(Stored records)
┄┄┄┄┄┄

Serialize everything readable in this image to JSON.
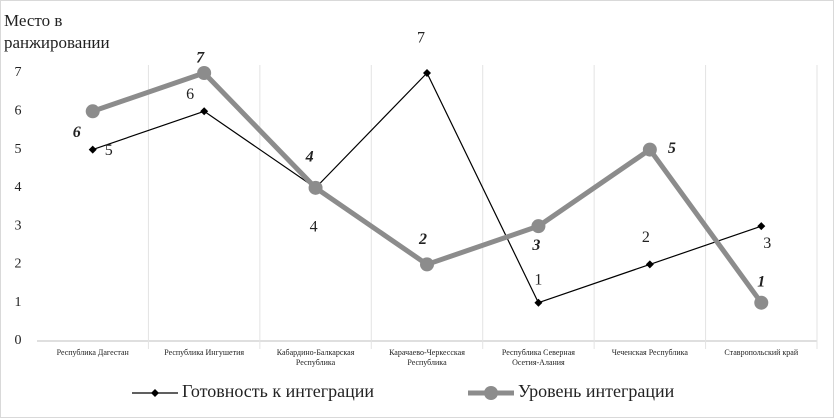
{
  "chart_data": {
    "type": "line",
    "y_label": "Место в ранжировании",
    "categories": [
      "Республика Дагестан",
      "Республика Ингушетия",
      "Кабардино-Балкарская Республика",
      "Карачаево-Черкесская Республика",
      "Республика Северная Осетия-Алания",
      "Чеченская Республика",
      "Ставропольский край"
    ],
    "series": [
      {
        "name": "Готовность к интеграции",
        "color": "#000000",
        "values": [
          5,
          6,
          4,
          7,
          1,
          2,
          3
        ]
      },
      {
        "name": "Уровень интеграции",
        "color": "#8c8c8c",
        "values": [
          6,
          7,
          4,
          2,
          3,
          5,
          1
        ]
      }
    ],
    "ylim": [
      0,
      7
    ],
    "yticks": [
      0,
      1,
      2,
      3,
      4,
      5,
      6,
      7
    ],
    "grid": true
  }
}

┄┄┄┄┄┄

EXERCISE DESCRIPTION: Above are the records; copy every line in them that holds the word "Республика".

EXPECTED ANSWER:
      "Республика Дагестан",
      "Республика Ингушетия",
      "Кабардино-Балкарская Республика",
      "Карачаево-Черкесская Республика",
      "Республика Северная Осетия-Алания",
      "Чеченская Республика",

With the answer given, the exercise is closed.